**Given exercise**:
Each entry below should be echoed exactly, with pictures omitted.

= = = = =

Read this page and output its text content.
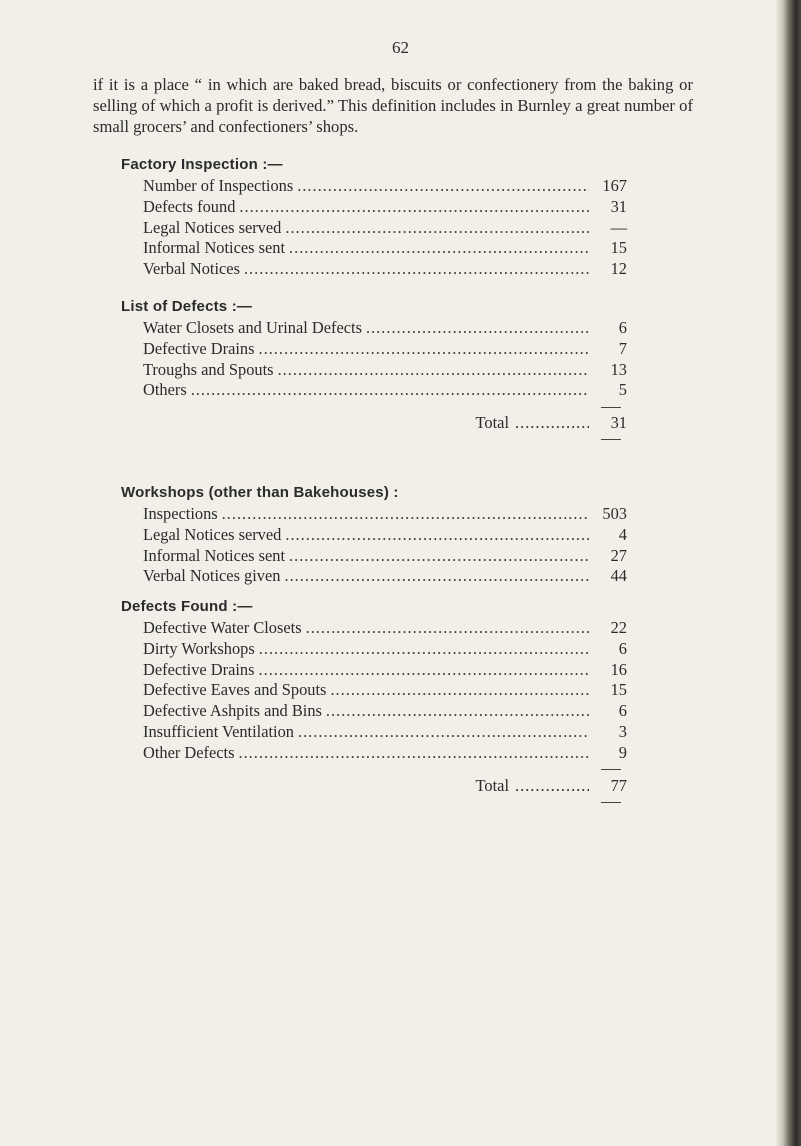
62
if it is a place “ in which are baked bread, biscuits or confectionery from the baking or selling of which a profit is derived.” This definition includes in Burnley a great number of small grocers’ and confectioners’ shops.
Factory Inspection :—
Number of Inspections .....	167
Defects found .....	31
Legal Notices served .....	—
Informal Notices sent .....	15
Verbal Notices .....	12
List of Defects :—
Water Closets and Urinal Defects .....	6
Defective Drains .....	7
Troughs and Spouts .....	13
Others .....	5
Total .....	31
Workshops (other than Bakehouses) :
Inspections .....	503
Legal Notices served .....	4
Informal Notices sent .....	27
Verbal Notices given .....	44
Defects Found :—
Defective Water Closets .....	22
Dirty Workshops .....	6
Defective Drains .....	16
Defective Eaves and Spouts .....	15
Defective Ashpits and Bins .....	6
Insufficient Ventilation .....	3
Other Defects .....	9
Total .....	77
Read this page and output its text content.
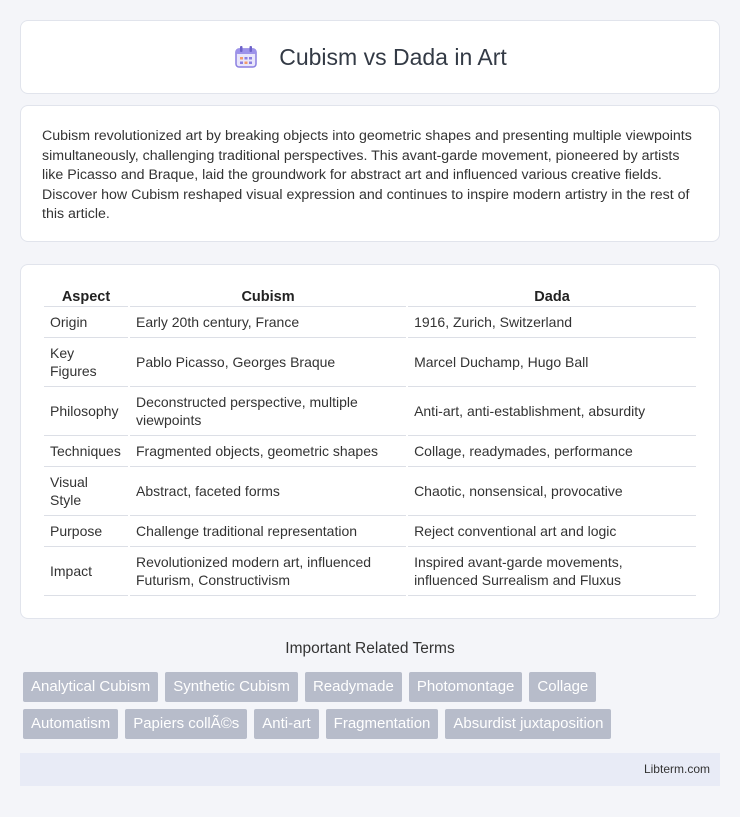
Cubism vs Dada in Art

Cubism revolutionized art by breaking objects into geometric shapes and presenting multiple viewpoints simultaneously, challenging traditional perspectives. This avant-garde movement, pioneered by artists like Picasso and Braque, laid the groundwork for abstract art and influenced various creative fields. Discover how Cubism reshaped visual expression and continues to inspire modern artistry in the rest of this article.

Aspect	Cubism	Dada
Origin	Early 20th century, France	1916, Zurich, Switzerland
Key Figures	Pablo Picasso, Georges Braque	Marcel Duchamp, Hugo Ball
Philosophy	Deconstructed perspective, multiple viewpoints	Anti-art, anti-establishment, absurdity
Techniques	Fragmented objects, geometric shapes	Collage, readymades, performance
Visual Style	Abstract, faceted forms	Chaotic, nonsensical, provocative
Purpose	Challenge traditional representation	Reject conventional art and logic
Impact	Revolutionized modern art, influenced Futurism, Constructivism	Inspired avant-garde movements, influenced Surrealism and Fluxus
Important Related Terms
Analytical Cubism	Synthetic Cubism	Readymade	Photomontage	Collage
Automatism	Papiers collÃ©s	Anti-art	Fragmentation	Absurdist juxtaposition
Libterm.com
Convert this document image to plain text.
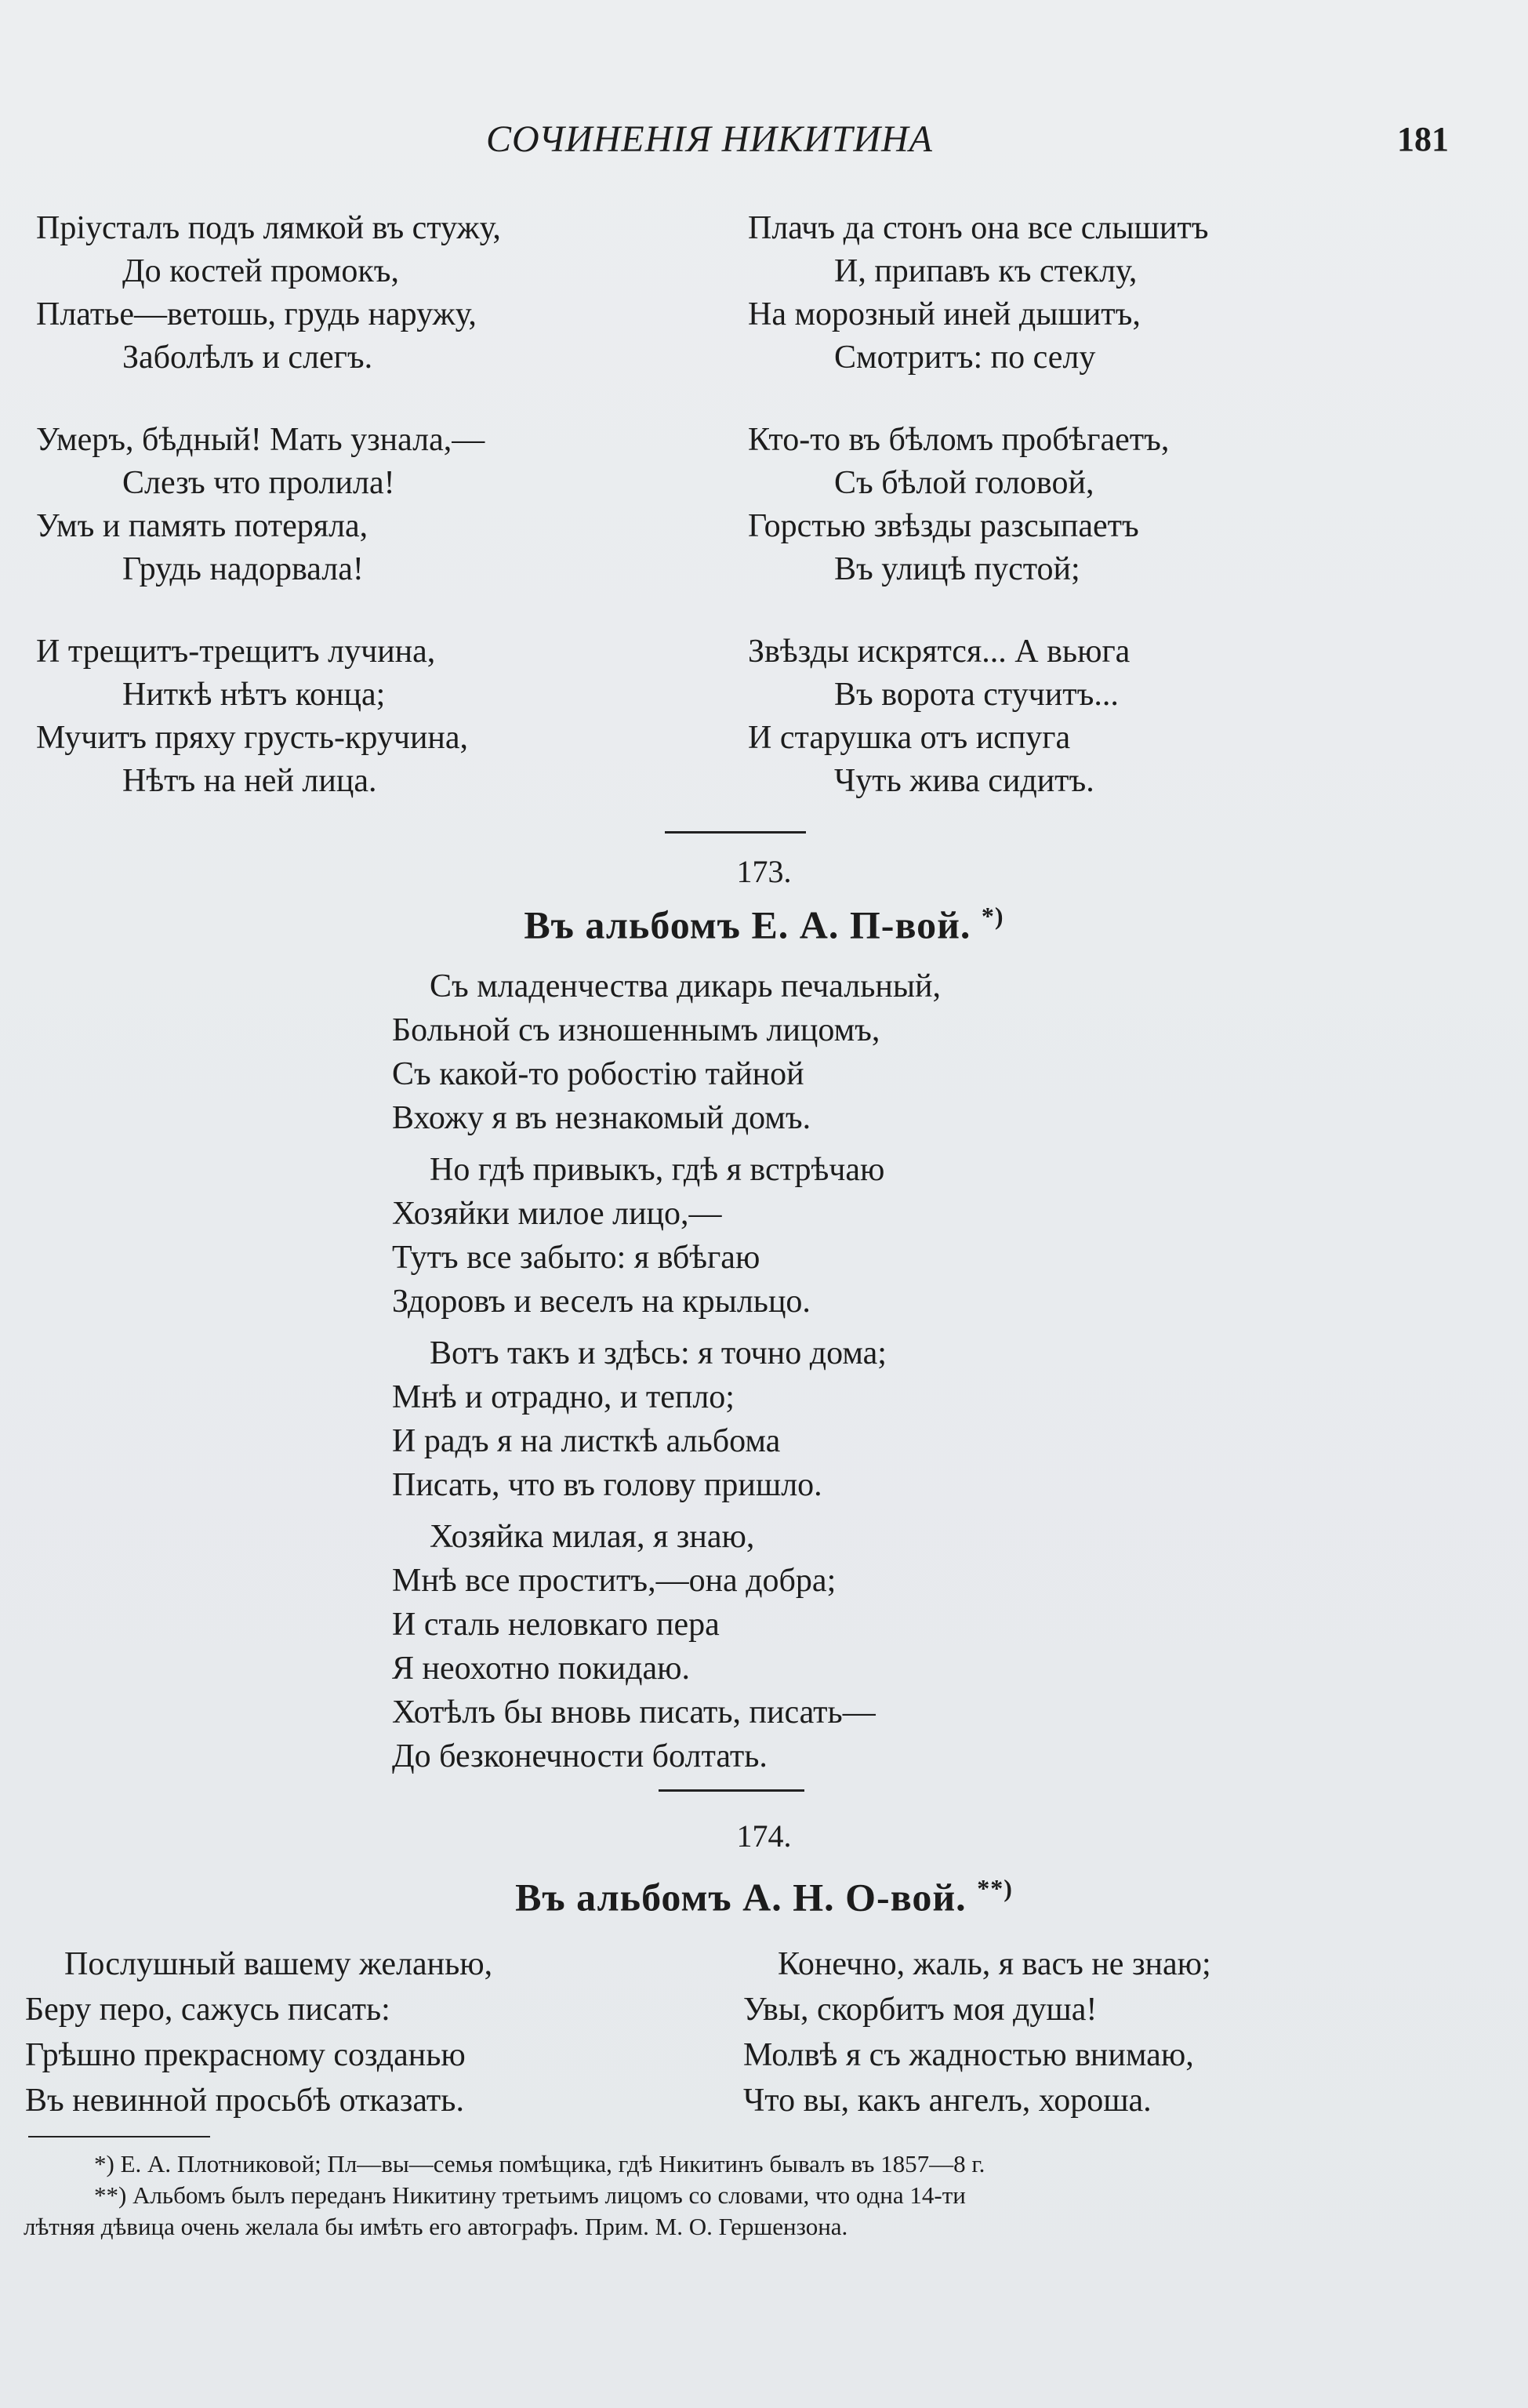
СОЧИНЕНІЯ НИКИТИНА	181
Пріусталъ подъ лямкой въ стужу,
До костей промокъ,
Платье—ветошь, грудь наружу,
Заболѣлъ и слегъ.
Умеръ, бѣдный! Мать узнала,—
Слезъ что пролила!
Умъ и память потеряла,
Грудь надорвала!
И трещитъ-трещитъ лучина,
Ниткѣ нѣтъ конца;
Мучитъ пряху грусть-кручина,
Нѣтъ на ней лица.
Плачъ да стонъ она все слышитъ
И, припавъ къ стеклу,
На морозный иней дышитъ,
Смотритъ: по селу
Кто-то въ бѣломъ пробѣгаетъ,
Съ бѣлой головой,
Горстью звѣзды разсыпаетъ
Въ улицѣ пустой;
Звѣзды искрятся... А вьюга
Въ ворота стучитъ...
И старушка отъ испуга
Чуть жива сидитъ.
173.
Въ альбомъ Е. А. П-вой. *)
Съ младенчества дикарь печальный,
Больной съ изношеннымъ лицомъ,
Съ какой-то робостію тайной
Вхожу я въ незнакомый домъ.
Но гдѣ привыкъ, гдѣ я встрѣчаю
Хозяйки милое лицо,—
Тутъ все забыто: я вбѣгаю
Здоровъ и веселъ на крыльцо.
Вотъ такъ и здѣсь: я точно дома;
Мнѣ и отрадно, и тепло;
И радъ я на листкѣ альбома
Писать, что въ голову пришло.
Хозяйка милая, я знаю,
Мнѣ все проститъ,—она добра;
И сталь неловкаго пера
Я неохотно покидаю.
Хотѣлъ бы вновь писать, писать—
До безконечности болтать.
174.
Въ альбомъ А. Н. О-вой. **)
Послушный вашему желанью,
Беру перо, сажусь писать:
Грѣшно прекрасному созданью
Въ невинной просьбѣ отказать.
Конечно, жаль, я васъ не знаю;
Увы, скорбитъ моя душа!
Молвѣ я съ жадностью внимаю,
Что вы, какъ ангелъ, хороша.
*) Е. А. Плотниковой; Пл—вы—семья помѣщика, гдѣ Никитинъ бывалъ въ 1857—8 г.
**) Альбомъ былъ переданъ Никитину третьимъ лицомъ со словами, что одна 14-ти
лѣтняя дѣвица очень желала бы имѣть его автографъ. Прим. М. О. Гершензона.
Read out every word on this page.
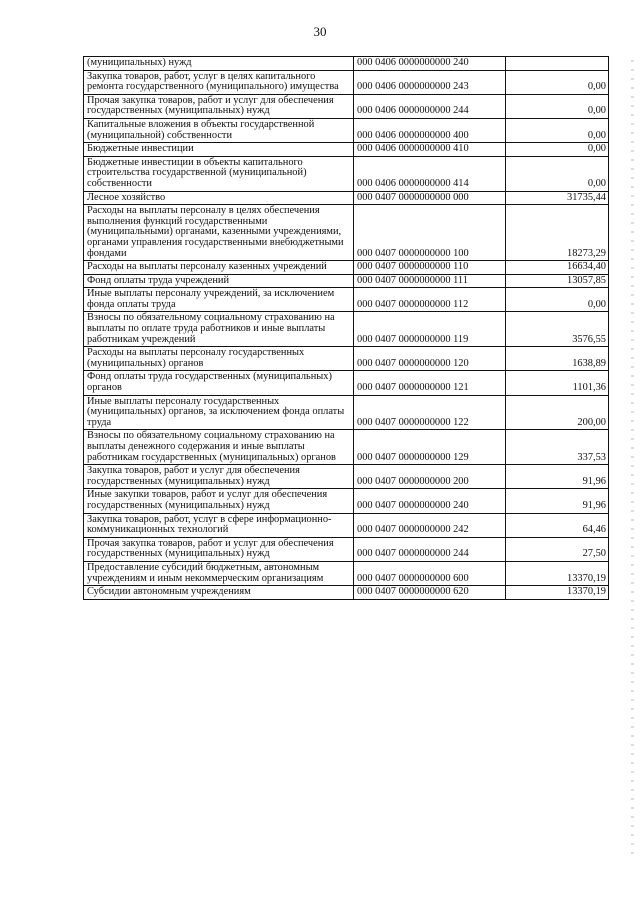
30
(муниципальных) нужд	000 0406 0000000000 240	
Закупка товаров, работ, услуг в целях капитального ремонта государственного (муниципального) имущества	000 0406 0000000000 243	0,00
Прочая закупка товаров, работ и услуг для обеспечения государственных (муниципальных) нужд	000 0406 0000000000 244	0,00
Капитальные вложения в объекты государственной (муниципальной) собственности	000 0406 0000000000 400	0,00
Бюджетные инвестиции	000 0406 0000000000 410	0,00
Бюджетные инвестиции в объекты капитального строительства государственной (муниципальной) собственности	000 0406 0000000000 414	0,00
Лесное хозяйство	000 0407 0000000000 000	31735,44
Расходы на выплаты персоналу в целях обеспечения выполнения функций государственными (муниципальными) органами, казенными учреждениями, органами управления государственными внебюджетными фондами	000 0407 0000000000 100	18273,29
Расходы на выплаты персоналу казенных учреждений	000 0407 0000000000 110	16634,40
Фонд оплаты труда учреждений	000 0407 0000000000 111	13057,85
Иные выплаты персоналу учреждений, за исключением фонда оплаты труда	000 0407 0000000000 112	0,00
Взносы по обязательному социальному страхованию на выплаты по оплате труда работников и иные выплаты работникам учреждений	000 0407 0000000000 119	3576,55
Расходы на выплаты персоналу государственных (муниципальных) органов	000 0407 0000000000 120	1638,89
Фонд оплаты труда государственных (муниципальных) органов	000 0407 0000000000 121	1101,36
Иные выплаты персоналу государственных (муниципальных) органов, за исключением фонда оплаты труда	000 0407 0000000000 122	200,00
Взносы по обязательному социальному страхованию на выплаты денежного содержания и иные выплаты работникам государственных (муниципальных) органов	000 0407 0000000000 129	337,53
Закупка товаров, работ и услуг для обеспечения государственных (муниципальных) нужд	000 0407 0000000000 200	91,96
Иные закупки товаров, работ и услуг для обеспечения государственных (муниципальных) нужд	000 0407 0000000000 240	91,96
Закупка товаров, работ, услуг в сфере информационно-коммуникационных технологий	000 0407 0000000000 242	64,46
Прочая закупка товаров, работ и услуг для обеспечения государственных (муниципальных) нужд	000 0407 0000000000 244	27,50
Предоставление субсидий бюджетным, автономным учреждениям и иным некоммерческим организациям	000 0407 0000000000 600	13370,19
Субсидии автономным учреждениям	000 0407 0000000000 620	13370,19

= = = = =

**Output for this task**:
Read this page and output its text content.
62
if it is a place “ in which are baked bread, biscuits or confectionery from the baking or selling of which a profit is derived.” This definition includes in Burnley a great number of small grocers’ and confectioners’ shops.
Factory Inspection :—
Number of Inspections .....	167
Defects found .....	31
Legal Notices served .....	—
Informal Notices sent .....	15
Verbal Notices .....	12
List of Defects :—
Water Closets and Urinal Defects .....	6
Defective Drains .....	7
Troughs and Spouts .....	13
Others .....	5
Total .....	31
Workshops (other than Bakehouses) :
Inspections .....	503
Legal Notices served .....	4
Informal Notices sent .....	27
Verbal Notices given .....	44
Defects Found :—
Defective Water Closets .....	22
Dirty Workshops .....	6
Defective Drains .....	16
Defective Eaves and Spouts .....	15
Defective Ashpits and Bins .....	6
Insufficient Ventilation .....	3
Other Defects .....	9
Total .....	77
Read this page and output its text content.
Cubism vs Dada in Art

Cubism revolutionized art by breaking objects into geometric shapes and presenting multiple viewpoints simultaneously, challenging traditional perspectives. This avant-garde movement, pioneered by artists like Picasso and Braque, laid the groundwork for abstract art and influenced various creative fields. Discover how Cubism reshaped visual expression and continues to inspire modern artistry in the rest of this article.

Aspect	Cubism	Dada
Origin	Early 20th century, France	1916, Zurich, Switzerland
Key Figures	Pablo Picasso, Georges Braque	Marcel Duchamp, Hugo Ball
Philosophy	Deconstructed perspective, multiple viewpoints	Anti-art, anti-establishment, absurdity
Techniques	Fragmented objects, geometric shapes	Collage, readymades, performance
Visual Style	Abstract, faceted forms	Chaotic, nonsensical, provocative
Purpose	Challenge traditional representation	Reject conventional art and logic
Impact	Revolutionized modern art, influenced Futurism, Constructivism	Inspired avant-garde movements, influenced Surrealism and Fluxus
Important Related Terms
Analytical Cubism	Synthetic Cubism	Readymade	Photomontage	Collage
Automatism	Papiers collÃ©s	Anti-art	Fragmentation	Absurdist juxtaposition
Libterm.com
Convert this document image to plain text.
СОЧИНЕНІЯ НИКИТИНА	181
Пріусталъ подъ лямкой въ стужу,
До костей промокъ,
Платье—ветошь, грудь наружу,
Заболѣлъ и слегъ.
Умеръ, бѣдный! Мать узнала,—
Слезъ что пролила!
Умъ и память потеряла,
Грудь надорвала!
И трещитъ-трещитъ лучина,
Ниткѣ нѣтъ конца;
Мучитъ пряху грусть-кручина,
Нѣтъ на ней лица.
Плачъ да стонъ она все слышитъ
И, припавъ къ стеклу,
На морозный иней дышитъ,
Смотритъ: по селу
Кто-то въ бѣломъ пробѣгаетъ,
Съ бѣлой головой,
Горстью звѣзды разсыпаетъ
Въ улицѣ пустой;
Звѣзды искрятся... А вьюга
Въ ворота стучитъ...
И старушка отъ испуга
Чуть жива сидитъ.
173.
Въ альбомъ Е. А. П-вой. *)
Съ младенчества дикарь печальный,
Больной съ изношеннымъ лицомъ,
Съ какой-то робостію тайной
Вхожу я въ незнакомый домъ.
Но гдѣ привыкъ, гдѣ я встрѣчаю
Хозяйки милое лицо,—
Тутъ все забыто: я вбѣгаю
Здоровъ и веселъ на крыльцо.
Вотъ такъ и здѣсь: я точно дома;
Мнѣ и отрадно, и тепло;
И радъ я на листкѣ альбома
Писать, что въ голову пришло.
Хозяйка милая, я знаю,
Мнѣ все проститъ,—она добра;
И сталь неловкаго пера
Я неохотно покидаю.
Хотѣлъ бы вновь писать, писать—
До безконечности болтать.
174.
Въ альбомъ А. Н. О-вой. **)
Послушный вашему желанью,
Беру перо, сажусь писать:
Грѣшно прекрасному созданью
Въ невинной просьбѣ отказать.
Конечно, жаль, я васъ не знаю;
Увы, скорбитъ моя душа!
Молвѣ я съ жадностью внимаю,
Что вы, какъ ангелъ, хороша.
*) Е. А. Плотниковой; Пл—вы—семья помѣщика, гдѣ Никитинъ бывалъ въ 1857—8 г.
**) Альбомъ былъ переданъ Никитину третьимъ лицомъ со словами, что одна 14-ти
лѣтняя дѣвица очень желала бы имѣть его автографъ. Прим. М. О. Гершензона.
Read out every word on this page.
30
(муниципальных) нужд	000 0406 0000000000 240	
Закупка товаров, работ, услуг в целях капитального ремонта государственного (муниципального) имущества	000 0406 0000000000 243	0,00
Прочая закупка товаров, работ и услуг для обеспечения государственных (муниципальных) нужд	000 0406 0000000000 244	0,00
Капитальные вложения в объекты государственной (муниципальной) собственности	000 0406 0000000000 400	0,00
Бюджетные инвестиции	000 0406 0000000000 410	0,00
Бюджетные инвестиции в объекты капитального строительства государственной (муниципальной) собственности	000 0406 0000000000 414	0,00
Лесное хозяйство	000 0407 0000000000 000	31735,44
Расходы на выплаты персоналу в целях обеспечения выполнения функций государственными (муниципальными) органами, казенными учреждениями, органами управления государственными внебюджетными фондами	000 0407 0000000000 100	18273,29
Расходы на выплаты персоналу казенных учреждений	000 0407 0000000000 110	16634,40
Фонд оплаты труда учреждений	000 0407 0000000000 111	13057,85
Иные выплаты персоналу учреждений, за исключением фонда оплаты труда	000 0407 0000000000 112	0,00
Взносы по обязательному социальному страхованию на выплаты по оплате труда работников и иные выплаты работникам учреждений	000 0407 0000000000 119	3576,55
Расходы на выплаты персоналу государственных (муниципальных) органов	000 0407 0000000000 120	1638,89
Фонд оплаты труда государственных (муниципальных) органов	000 0407 0000000000 121	1101,36
Иные выплаты персоналу государственных (муниципальных) органов, за исключением фонда оплаты труда	000 0407 0000000000 122	200,00
Взносы по обязательному социальному страхованию на выплаты денежного содержания и иные выплаты работникам государственных (муниципальных) органов	000 0407 0000000000 129	337,53
Закупка товаров, работ и услуг для обеспечения государственных (муниципальных) нужд	000 0407 0000000000 200	91,96
Иные закупки товаров, работ и услуг для обеспечения государственных (муниципальных) нужд	000 0407 0000000000 240	91,96
Закупка товаров, работ, услуг в сфере информационно-коммуникационных технологий	000 0407 0000000000 242	64,46
Прочая закупка товаров, работ и услуг для обеспечения государственных (муниципальных) нужд	000 0407 0000000000 244	27,50
Предоставление субсидий бюджетным, автономным учреждениям и иным некоммерческим организациям	000 0407 0000000000 600	13370,19
Субсидии автономным учреждениям	000 0407 0000000000 620	13370,19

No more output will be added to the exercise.